## Objective
Scan the lines below; pull out those with "Magnetic".

## Listed records

↓

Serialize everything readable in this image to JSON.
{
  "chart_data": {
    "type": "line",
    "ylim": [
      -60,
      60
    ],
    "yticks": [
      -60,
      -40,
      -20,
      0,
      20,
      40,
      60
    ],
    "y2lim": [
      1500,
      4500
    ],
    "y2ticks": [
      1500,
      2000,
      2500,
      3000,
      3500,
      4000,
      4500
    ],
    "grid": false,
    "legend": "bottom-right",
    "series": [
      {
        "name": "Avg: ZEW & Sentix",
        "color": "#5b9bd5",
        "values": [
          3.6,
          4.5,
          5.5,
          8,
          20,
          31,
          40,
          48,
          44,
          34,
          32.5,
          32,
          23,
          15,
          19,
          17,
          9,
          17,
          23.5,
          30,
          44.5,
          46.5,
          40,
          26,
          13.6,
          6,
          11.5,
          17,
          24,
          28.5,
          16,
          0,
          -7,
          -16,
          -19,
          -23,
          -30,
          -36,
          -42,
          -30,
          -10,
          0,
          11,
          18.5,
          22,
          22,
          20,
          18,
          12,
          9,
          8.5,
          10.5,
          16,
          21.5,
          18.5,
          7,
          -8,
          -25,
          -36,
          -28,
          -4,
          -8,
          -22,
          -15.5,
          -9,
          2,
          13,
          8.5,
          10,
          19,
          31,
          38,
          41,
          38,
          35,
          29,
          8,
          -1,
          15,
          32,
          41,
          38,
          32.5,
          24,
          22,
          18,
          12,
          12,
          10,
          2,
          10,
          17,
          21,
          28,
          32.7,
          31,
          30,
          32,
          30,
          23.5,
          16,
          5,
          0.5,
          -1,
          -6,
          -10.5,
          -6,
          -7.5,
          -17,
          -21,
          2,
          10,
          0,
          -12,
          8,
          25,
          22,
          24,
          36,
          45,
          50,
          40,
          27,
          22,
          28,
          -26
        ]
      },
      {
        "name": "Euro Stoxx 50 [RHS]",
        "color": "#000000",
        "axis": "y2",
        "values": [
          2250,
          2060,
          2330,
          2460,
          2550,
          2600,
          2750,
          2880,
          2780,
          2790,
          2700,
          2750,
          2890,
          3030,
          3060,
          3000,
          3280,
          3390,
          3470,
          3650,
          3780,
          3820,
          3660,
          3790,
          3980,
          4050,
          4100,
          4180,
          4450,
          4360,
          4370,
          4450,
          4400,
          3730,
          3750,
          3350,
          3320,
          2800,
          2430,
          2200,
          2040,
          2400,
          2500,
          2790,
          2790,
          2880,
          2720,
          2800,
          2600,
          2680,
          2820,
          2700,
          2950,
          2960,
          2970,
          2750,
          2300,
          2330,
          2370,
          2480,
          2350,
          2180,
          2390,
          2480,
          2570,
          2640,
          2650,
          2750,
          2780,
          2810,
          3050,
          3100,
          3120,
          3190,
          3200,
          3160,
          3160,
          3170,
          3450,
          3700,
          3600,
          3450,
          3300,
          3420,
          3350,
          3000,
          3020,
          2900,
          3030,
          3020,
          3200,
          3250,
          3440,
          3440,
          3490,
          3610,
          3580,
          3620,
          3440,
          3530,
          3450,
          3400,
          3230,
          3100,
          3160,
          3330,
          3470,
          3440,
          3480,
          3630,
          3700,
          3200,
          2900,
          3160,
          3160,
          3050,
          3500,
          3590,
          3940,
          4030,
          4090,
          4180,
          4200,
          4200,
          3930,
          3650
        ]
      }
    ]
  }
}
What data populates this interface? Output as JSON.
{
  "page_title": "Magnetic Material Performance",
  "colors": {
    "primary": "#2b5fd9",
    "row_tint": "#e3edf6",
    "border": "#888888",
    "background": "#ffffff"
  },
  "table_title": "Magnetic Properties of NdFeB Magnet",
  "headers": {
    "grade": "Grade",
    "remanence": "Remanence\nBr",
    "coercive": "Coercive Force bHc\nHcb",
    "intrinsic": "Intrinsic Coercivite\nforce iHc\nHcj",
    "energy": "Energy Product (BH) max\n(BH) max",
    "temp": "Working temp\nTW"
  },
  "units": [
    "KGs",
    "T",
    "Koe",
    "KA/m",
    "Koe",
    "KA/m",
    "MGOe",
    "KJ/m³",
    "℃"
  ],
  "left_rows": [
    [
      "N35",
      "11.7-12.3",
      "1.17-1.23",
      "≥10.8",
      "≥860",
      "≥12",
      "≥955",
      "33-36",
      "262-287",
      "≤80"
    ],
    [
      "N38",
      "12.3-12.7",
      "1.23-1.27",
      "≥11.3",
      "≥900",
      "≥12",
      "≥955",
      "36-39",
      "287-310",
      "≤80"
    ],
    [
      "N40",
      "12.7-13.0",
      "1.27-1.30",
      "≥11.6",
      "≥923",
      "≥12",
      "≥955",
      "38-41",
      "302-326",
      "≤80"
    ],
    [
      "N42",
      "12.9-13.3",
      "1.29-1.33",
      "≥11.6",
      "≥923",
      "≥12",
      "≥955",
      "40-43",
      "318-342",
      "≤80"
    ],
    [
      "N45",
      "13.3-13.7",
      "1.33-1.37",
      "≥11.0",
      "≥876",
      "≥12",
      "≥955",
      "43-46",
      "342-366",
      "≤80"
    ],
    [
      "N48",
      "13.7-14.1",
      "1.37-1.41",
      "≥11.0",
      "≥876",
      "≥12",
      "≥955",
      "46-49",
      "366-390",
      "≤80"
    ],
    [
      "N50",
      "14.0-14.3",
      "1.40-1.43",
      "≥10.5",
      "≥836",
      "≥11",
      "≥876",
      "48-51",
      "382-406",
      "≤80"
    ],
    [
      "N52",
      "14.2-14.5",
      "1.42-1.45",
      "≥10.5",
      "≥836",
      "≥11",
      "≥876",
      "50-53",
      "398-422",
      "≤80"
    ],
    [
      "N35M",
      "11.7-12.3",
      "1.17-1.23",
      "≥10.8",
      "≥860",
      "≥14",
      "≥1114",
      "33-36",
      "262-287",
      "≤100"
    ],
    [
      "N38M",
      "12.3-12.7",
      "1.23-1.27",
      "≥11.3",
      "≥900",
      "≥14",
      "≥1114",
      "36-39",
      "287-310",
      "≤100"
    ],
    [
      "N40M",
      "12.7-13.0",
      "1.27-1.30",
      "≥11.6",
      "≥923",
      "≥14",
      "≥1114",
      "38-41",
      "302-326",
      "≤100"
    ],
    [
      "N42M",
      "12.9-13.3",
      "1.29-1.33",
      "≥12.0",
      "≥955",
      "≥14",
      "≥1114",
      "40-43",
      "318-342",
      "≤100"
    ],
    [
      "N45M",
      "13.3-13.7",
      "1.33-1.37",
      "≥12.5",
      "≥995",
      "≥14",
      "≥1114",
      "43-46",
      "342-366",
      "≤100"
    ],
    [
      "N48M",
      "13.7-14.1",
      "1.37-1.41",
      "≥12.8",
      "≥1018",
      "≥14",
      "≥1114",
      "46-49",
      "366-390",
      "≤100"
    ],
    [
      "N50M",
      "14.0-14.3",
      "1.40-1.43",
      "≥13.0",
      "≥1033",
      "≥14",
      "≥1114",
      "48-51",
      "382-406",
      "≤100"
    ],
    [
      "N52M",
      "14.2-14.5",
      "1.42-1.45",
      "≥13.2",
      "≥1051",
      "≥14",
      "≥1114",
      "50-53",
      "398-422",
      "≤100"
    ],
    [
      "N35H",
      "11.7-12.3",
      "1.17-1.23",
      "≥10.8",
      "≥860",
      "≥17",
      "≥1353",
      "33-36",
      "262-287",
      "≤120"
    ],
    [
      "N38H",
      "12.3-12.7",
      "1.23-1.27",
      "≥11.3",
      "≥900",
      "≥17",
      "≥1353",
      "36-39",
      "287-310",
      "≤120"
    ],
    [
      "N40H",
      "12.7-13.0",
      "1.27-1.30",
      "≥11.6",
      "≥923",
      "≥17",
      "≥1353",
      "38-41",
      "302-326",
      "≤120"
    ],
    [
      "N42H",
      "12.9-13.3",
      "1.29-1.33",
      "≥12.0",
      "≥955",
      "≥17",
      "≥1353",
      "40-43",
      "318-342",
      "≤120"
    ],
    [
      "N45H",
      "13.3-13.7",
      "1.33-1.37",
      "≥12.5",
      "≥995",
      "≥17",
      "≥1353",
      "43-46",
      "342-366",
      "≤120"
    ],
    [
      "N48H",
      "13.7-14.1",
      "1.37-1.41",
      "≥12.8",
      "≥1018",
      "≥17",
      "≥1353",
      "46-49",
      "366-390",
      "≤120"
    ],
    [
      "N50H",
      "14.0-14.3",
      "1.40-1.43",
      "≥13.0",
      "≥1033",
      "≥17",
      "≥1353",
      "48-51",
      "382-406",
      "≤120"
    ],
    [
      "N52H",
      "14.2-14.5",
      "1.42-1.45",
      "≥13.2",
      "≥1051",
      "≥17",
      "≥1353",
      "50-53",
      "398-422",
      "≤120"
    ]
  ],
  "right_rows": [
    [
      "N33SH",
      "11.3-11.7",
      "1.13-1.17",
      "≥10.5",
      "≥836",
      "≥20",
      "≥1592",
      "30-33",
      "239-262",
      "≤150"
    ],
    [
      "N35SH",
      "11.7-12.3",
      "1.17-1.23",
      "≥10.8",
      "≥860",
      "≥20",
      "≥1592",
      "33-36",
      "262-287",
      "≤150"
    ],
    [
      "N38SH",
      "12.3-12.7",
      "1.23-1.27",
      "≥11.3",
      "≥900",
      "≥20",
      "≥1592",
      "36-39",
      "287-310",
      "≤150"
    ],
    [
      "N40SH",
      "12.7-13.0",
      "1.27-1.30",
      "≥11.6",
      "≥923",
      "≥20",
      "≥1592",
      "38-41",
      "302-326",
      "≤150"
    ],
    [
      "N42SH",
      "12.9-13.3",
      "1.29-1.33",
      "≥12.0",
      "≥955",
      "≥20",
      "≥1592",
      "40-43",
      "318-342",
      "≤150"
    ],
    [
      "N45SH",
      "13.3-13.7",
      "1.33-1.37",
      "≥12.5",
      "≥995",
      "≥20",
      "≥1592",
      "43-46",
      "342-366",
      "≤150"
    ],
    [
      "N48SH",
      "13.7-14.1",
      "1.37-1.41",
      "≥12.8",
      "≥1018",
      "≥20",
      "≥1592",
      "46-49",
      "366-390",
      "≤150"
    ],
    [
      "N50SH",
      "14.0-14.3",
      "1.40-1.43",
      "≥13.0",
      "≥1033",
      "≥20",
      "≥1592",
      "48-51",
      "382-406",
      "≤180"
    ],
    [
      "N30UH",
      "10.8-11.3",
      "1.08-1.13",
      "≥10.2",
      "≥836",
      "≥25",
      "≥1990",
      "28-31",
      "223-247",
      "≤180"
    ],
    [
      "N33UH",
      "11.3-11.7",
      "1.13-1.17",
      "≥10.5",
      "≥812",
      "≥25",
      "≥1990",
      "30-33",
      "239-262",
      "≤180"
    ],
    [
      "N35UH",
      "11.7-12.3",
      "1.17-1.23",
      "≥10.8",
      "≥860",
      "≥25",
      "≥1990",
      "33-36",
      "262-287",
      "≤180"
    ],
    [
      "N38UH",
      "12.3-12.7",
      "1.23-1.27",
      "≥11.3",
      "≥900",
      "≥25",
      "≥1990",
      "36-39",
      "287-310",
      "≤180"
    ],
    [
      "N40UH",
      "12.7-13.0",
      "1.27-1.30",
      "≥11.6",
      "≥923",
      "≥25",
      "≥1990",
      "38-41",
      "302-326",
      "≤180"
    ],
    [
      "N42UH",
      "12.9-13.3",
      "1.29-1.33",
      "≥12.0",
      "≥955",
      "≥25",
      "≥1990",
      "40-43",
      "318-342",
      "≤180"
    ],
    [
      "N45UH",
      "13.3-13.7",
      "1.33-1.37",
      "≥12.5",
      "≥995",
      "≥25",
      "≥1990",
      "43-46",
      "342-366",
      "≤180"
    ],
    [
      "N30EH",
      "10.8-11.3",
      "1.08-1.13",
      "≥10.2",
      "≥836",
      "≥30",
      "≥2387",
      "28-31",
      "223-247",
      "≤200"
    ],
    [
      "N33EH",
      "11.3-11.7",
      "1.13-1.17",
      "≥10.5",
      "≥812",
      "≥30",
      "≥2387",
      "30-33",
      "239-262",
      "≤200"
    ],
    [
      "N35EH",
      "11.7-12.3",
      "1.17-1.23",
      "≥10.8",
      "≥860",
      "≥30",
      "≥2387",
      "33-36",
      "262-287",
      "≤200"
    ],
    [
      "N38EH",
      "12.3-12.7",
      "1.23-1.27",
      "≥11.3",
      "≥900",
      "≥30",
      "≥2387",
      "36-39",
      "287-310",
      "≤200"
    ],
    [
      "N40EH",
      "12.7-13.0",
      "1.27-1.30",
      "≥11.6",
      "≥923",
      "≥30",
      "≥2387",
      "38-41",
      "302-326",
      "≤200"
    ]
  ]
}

↑

## The solution
  "page_title": "Magnetic Material Performance",
  "table_title": "Magnetic Properties of NdFeB Magnet",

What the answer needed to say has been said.